→ **Goal**
Rewrite the items from their first line through the line containing "gauge-icon [371,743,389,761]", both ends included, and swap "scrollbar-thumb" for "scroll-handle". Leave everything else in those lines unchanged.

→ **Input records**
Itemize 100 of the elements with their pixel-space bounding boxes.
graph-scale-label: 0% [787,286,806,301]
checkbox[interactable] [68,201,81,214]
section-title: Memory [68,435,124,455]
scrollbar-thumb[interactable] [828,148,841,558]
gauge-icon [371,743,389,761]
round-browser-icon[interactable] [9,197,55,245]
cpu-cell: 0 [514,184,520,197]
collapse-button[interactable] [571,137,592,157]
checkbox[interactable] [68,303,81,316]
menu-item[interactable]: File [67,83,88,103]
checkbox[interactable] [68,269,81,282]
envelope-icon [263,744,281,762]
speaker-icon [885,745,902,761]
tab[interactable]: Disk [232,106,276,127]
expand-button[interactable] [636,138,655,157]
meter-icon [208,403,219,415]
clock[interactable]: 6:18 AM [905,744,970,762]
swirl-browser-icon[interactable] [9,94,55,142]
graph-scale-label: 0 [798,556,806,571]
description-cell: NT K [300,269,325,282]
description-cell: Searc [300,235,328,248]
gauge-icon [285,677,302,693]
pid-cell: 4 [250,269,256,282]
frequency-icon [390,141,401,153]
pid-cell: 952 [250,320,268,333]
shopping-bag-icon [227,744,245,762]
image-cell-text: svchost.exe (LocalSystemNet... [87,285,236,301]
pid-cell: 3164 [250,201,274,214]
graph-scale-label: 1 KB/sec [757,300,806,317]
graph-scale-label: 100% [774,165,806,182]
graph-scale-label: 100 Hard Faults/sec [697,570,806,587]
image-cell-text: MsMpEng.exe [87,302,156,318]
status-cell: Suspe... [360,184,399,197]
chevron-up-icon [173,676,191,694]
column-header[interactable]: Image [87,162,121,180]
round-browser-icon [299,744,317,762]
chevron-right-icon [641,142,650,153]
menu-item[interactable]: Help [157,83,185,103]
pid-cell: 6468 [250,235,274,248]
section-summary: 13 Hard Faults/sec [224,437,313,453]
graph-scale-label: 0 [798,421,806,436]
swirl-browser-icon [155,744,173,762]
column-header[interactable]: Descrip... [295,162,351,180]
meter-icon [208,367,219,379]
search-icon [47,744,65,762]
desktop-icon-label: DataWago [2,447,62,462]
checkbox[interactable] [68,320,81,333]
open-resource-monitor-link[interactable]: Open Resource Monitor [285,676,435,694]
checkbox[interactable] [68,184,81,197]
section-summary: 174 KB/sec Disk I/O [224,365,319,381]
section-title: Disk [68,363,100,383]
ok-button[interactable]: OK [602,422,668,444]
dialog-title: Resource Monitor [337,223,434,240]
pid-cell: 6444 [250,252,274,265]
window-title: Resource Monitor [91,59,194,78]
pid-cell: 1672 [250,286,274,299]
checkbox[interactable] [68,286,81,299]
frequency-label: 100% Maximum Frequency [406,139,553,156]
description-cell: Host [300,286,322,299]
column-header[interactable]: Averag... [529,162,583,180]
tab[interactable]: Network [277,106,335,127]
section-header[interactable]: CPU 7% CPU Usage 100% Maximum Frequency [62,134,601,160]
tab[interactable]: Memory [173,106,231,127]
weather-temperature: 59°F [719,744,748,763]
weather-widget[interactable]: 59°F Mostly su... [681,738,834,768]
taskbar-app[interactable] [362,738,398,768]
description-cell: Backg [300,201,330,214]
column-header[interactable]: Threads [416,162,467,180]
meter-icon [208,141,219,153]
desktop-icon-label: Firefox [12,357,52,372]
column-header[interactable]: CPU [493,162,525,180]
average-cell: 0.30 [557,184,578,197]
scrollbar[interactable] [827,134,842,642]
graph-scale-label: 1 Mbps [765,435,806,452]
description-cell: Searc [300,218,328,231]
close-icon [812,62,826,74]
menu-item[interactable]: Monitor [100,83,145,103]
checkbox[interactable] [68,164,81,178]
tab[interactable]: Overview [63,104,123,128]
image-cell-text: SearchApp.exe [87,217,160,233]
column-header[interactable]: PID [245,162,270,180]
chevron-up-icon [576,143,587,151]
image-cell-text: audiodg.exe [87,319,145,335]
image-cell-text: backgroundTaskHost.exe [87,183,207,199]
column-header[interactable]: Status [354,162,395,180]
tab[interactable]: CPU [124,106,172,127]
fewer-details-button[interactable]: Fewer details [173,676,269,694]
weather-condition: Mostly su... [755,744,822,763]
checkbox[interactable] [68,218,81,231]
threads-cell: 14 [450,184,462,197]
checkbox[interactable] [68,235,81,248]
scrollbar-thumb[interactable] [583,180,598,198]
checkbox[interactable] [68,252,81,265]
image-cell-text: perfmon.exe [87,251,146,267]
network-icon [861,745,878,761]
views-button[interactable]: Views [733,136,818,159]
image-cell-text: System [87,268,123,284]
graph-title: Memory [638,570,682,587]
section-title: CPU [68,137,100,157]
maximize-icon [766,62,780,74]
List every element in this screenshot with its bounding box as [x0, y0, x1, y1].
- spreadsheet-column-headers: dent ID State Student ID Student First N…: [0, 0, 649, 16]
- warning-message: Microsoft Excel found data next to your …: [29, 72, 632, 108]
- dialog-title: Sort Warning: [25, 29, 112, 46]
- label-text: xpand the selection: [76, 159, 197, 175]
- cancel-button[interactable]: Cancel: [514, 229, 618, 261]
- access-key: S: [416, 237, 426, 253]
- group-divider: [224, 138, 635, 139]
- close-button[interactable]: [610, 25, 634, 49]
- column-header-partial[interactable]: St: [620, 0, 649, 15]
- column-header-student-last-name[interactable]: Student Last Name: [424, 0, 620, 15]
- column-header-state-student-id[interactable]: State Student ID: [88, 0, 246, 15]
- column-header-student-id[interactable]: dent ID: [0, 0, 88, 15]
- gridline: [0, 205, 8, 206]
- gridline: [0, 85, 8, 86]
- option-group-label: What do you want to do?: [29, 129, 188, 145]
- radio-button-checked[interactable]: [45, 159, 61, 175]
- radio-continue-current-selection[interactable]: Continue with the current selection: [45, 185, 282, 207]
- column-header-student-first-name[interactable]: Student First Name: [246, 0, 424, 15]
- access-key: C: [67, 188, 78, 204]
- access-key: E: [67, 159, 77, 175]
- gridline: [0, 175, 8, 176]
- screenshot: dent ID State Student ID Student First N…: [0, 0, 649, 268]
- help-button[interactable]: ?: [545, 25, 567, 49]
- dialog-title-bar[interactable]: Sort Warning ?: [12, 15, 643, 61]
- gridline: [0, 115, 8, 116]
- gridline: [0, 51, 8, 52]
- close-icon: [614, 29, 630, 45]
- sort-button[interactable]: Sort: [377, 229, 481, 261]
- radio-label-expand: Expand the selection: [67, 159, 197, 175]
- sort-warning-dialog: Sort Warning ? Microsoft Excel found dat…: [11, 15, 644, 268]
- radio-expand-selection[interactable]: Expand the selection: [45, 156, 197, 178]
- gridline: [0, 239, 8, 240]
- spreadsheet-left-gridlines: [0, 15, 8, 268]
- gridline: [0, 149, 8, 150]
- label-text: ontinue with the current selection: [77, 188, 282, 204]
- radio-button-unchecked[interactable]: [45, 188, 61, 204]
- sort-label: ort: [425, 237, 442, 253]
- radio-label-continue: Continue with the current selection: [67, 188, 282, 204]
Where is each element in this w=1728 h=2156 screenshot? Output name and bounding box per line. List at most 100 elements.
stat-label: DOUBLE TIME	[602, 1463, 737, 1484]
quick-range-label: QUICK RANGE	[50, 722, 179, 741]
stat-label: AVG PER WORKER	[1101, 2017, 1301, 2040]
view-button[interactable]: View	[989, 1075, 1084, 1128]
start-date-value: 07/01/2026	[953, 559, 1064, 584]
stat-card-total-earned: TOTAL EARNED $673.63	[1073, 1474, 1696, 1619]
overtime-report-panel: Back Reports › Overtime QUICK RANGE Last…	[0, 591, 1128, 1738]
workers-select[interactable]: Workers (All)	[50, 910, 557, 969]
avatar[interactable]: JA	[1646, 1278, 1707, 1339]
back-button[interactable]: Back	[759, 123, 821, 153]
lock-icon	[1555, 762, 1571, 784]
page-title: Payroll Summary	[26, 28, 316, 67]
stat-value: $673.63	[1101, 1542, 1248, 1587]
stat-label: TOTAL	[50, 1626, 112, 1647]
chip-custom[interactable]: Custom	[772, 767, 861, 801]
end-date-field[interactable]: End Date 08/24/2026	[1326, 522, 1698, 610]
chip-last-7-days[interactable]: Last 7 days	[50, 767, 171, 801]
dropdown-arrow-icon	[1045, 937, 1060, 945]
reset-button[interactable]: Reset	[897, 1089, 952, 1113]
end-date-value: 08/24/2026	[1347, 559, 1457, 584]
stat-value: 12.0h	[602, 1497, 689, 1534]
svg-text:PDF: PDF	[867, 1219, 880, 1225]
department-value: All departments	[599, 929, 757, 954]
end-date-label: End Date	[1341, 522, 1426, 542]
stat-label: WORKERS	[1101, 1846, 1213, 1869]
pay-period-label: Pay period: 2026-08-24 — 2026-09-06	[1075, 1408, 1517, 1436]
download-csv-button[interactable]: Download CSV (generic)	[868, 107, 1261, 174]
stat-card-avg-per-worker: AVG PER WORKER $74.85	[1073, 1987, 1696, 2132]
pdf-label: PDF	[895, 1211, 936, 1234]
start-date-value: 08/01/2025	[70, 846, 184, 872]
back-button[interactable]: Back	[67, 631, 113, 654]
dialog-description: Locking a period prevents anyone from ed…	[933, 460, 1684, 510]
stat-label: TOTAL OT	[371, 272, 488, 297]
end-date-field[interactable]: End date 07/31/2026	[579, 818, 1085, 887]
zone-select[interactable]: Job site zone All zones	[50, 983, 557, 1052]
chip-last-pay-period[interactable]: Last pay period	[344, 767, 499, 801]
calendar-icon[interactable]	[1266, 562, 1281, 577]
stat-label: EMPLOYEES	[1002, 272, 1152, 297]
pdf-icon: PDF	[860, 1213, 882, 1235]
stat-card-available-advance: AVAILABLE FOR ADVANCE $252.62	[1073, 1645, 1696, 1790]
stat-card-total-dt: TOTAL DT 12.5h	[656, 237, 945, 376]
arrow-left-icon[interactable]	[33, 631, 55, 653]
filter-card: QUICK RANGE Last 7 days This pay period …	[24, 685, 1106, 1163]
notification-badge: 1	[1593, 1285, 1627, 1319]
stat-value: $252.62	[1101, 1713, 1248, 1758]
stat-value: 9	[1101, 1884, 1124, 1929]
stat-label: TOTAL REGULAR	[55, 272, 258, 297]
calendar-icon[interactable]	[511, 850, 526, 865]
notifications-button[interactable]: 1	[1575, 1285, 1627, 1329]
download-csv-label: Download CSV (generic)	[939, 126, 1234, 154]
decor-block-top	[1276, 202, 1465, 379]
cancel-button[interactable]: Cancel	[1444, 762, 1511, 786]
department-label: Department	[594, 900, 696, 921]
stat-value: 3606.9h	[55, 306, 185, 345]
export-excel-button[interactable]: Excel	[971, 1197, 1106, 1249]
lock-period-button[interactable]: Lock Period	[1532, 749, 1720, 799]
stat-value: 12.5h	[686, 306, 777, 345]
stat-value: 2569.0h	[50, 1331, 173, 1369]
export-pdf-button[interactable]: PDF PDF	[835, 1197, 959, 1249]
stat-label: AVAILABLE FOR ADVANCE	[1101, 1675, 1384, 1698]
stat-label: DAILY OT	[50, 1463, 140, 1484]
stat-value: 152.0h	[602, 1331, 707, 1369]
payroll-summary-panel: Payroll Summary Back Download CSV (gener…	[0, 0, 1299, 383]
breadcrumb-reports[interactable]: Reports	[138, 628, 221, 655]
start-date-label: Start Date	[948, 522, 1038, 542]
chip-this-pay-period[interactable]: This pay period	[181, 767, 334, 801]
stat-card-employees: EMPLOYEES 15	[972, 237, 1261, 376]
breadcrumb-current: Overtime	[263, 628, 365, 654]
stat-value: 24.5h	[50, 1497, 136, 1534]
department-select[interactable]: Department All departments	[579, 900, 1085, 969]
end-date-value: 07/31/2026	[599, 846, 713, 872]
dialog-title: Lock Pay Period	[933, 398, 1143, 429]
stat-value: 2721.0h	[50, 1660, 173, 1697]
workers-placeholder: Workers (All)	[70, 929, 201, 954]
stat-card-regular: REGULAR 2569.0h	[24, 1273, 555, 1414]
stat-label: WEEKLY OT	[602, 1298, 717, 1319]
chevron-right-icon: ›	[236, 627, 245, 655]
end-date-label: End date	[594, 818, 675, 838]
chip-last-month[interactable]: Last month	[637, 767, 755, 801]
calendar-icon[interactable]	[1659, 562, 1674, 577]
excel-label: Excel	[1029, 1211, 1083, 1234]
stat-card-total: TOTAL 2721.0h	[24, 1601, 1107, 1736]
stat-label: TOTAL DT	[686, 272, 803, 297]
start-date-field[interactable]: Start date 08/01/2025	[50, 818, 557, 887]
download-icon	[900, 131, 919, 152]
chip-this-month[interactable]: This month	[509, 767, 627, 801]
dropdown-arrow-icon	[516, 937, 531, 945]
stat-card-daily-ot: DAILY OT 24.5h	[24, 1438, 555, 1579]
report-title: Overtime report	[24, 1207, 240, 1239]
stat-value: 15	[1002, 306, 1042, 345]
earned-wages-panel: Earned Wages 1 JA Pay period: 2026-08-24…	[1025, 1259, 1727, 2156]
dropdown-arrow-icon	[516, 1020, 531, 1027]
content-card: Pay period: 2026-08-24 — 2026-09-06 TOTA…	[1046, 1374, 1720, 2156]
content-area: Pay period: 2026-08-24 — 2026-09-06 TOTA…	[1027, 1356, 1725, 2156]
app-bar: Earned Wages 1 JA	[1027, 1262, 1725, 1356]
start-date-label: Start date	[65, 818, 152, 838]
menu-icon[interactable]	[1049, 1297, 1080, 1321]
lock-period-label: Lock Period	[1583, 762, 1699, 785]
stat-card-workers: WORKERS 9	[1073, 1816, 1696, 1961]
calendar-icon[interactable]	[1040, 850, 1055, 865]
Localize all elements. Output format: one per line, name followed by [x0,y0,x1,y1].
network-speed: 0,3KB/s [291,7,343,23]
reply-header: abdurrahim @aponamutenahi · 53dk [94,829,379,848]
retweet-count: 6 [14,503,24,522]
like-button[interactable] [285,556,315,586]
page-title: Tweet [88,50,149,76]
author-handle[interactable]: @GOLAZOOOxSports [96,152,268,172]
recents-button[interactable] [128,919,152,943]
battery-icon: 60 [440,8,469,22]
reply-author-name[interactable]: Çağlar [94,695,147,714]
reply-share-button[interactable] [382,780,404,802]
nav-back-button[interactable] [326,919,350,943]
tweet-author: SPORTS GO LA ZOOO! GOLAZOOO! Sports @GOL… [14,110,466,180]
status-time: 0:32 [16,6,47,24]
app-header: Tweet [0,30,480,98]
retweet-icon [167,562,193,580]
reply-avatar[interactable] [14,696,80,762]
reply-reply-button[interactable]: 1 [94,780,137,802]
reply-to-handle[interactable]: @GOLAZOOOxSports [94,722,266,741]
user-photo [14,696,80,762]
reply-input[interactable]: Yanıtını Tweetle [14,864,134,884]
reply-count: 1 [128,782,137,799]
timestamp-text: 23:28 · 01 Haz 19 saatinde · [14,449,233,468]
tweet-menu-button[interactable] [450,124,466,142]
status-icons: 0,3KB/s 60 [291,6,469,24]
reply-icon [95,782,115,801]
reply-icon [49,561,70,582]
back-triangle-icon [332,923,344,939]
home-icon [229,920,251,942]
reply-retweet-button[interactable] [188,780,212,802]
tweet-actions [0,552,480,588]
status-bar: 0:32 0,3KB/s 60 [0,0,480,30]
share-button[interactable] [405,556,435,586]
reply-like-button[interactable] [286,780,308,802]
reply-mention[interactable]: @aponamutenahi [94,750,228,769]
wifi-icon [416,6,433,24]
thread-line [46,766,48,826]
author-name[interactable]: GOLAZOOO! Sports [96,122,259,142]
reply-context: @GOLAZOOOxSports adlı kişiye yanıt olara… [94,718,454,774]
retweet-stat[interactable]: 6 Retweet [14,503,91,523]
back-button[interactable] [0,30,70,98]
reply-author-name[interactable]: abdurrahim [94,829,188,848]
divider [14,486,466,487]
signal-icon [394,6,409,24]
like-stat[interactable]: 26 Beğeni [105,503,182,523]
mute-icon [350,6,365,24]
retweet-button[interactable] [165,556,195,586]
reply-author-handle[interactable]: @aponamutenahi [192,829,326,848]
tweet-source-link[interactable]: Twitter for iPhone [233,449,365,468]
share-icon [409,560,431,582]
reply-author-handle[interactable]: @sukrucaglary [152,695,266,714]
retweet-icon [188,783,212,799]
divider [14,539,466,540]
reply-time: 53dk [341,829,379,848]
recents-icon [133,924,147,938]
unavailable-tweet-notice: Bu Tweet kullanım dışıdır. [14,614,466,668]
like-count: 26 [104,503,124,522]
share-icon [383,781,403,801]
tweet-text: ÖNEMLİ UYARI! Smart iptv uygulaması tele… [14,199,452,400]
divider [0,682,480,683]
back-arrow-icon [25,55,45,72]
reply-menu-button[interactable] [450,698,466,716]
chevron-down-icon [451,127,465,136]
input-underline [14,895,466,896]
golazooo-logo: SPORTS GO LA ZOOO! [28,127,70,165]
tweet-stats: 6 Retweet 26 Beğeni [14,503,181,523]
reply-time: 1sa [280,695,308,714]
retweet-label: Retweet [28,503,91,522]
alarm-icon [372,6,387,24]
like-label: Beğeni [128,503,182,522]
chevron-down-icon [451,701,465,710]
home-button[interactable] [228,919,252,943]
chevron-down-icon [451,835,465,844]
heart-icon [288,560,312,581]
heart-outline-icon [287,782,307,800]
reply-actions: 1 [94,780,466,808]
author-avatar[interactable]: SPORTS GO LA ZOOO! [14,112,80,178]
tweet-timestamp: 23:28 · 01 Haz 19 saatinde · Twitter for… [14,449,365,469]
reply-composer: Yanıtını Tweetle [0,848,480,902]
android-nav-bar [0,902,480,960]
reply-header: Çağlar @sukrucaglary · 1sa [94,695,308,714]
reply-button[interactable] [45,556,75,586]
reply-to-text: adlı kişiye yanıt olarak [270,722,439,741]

→ **Exercise answer**
Itemize 100 of the elements with their pixel-space bounding boxes.
graph-scale-label: 0% [787,286,806,301]
checkbox[interactable] [68,201,81,214]
section-title: Memory [68,435,124,455]
scroll-handle[interactable] [828,148,841,558]
gauge-icon [371,743,389,761]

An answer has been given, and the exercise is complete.